> Dataset content
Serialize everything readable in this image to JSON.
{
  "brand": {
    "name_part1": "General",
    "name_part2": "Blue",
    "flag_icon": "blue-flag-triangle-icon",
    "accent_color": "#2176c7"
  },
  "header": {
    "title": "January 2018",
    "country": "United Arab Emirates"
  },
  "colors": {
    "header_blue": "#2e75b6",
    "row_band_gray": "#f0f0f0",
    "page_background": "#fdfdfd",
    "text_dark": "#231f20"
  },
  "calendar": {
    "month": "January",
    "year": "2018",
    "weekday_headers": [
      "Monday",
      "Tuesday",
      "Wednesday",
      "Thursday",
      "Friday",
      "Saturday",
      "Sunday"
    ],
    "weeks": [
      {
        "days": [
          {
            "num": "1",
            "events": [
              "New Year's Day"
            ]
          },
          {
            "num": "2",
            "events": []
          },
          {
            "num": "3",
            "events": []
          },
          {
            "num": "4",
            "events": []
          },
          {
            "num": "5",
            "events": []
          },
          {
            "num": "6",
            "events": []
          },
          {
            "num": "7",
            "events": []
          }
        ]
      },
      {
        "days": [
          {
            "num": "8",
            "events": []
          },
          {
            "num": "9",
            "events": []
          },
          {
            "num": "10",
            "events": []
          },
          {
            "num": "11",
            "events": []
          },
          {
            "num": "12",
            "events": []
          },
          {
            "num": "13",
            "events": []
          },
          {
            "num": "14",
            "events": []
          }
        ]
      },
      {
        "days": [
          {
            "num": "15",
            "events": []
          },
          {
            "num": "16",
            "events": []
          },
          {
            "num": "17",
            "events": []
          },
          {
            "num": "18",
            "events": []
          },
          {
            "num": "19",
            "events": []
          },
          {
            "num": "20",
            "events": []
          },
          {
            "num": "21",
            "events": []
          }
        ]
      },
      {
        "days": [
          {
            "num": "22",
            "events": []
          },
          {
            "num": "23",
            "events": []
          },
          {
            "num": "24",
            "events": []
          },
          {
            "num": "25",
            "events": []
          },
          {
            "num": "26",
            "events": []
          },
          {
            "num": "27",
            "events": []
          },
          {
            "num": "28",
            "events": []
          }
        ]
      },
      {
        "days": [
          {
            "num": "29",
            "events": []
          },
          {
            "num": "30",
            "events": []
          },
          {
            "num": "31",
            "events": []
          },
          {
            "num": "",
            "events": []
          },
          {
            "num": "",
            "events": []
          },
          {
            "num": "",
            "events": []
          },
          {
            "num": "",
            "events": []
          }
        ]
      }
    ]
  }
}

> What is expected
Write every record out again, unaltered.

> Full answer
Serialize everything readable in this image to JSON.
{
  "brand": {
    "name_part1": "General",
    "name_part2": "Blue",
    "flag_icon": "blue-flag-triangle-icon",
    "accent_color": "#2176c7"
  },
  "header": {
    "title": "January 2018",
    "country": "United Arab Emirates"
  },
  "colors": {
    "header_blue": "#2e75b6",
    "row_band_gray": "#f0f0f0",
    "page_background": "#fdfdfd",
    "text_dark": "#231f20"
  },
  "calendar": {
    "month": "January",
    "year": "2018",
    "weekday_headers": [
      "Monday",
      "Tuesday",
      "Wednesday",
      "Thursday",
      "Friday",
      "Saturday",
      "Sunday"
    ],
    "weeks": [
      {
        "days": [
          {
            "num": "1",
            "events": [
              "New Year's Day"
            ]
          },
          {
            "num": "2",
            "events": []
          },
          {
            "num": "3",
            "events": []
          },
          {
            "num": "4",
            "events": []
          },
          {
            "num": "5",
            "events": []
          },
          {
            "num": "6",
            "events": []
          },
          {
            "num": "7",
            "events": []
          }
        ]
      },
      {
        "days": [
          {
            "num": "8",
            "events": []
          },
          {
            "num": "9",
            "events": []
          },
          {
            "num": "10",
            "events": []
          },
          {
            "num": "11",
            "events": []
          },
          {
            "num": "12",
            "events": []
          },
          {
            "num": "13",
            "events": []
          },
          {
            "num": "14",
            "events": []
          }
        ]
      },
      {
        "days": [
          {
            "num": "15",
            "events": []
          },
          {
            "num": "16",
            "events": []
          },
          {
            "num": "17",
            "events": []
          },
          {
            "num": "18",
            "events": []
          },
          {
            "num": "19",
            "events": []
          },
          {
            "num": "20",
            "events": []
          },
          {
            "num": "21",
            "events": []
          }
        ]
      },
      {
        "days": [
          {
            "num": "22",
            "events": []
          },
          {
            "num": "23",
            "events": []
          },
          {
            "num": "24",
            "events": []
          },
          {
            "num": "25",
            "events": []
          },
          {
            "num": "26",
            "events": []
          },
          {
            "num": "27",
            "events": []
          },
          {
            "num": "28",
            "events": []
          }
        ]
      },
      {
        "days": [
          {
            "num": "29",
            "events": []
          },
          {
            "num": "30",
            "events": []
          },
          {
            "num": "31",
            "events": []
          },
          {
            "num": "",
            "events": []
          },
          {
            "num": "",
            "events": []
          },
          {
            "num": "",
            "events": []
          },
          {
            "num": "",
            "events": []
          }
        ]
      }
    ]
  }
}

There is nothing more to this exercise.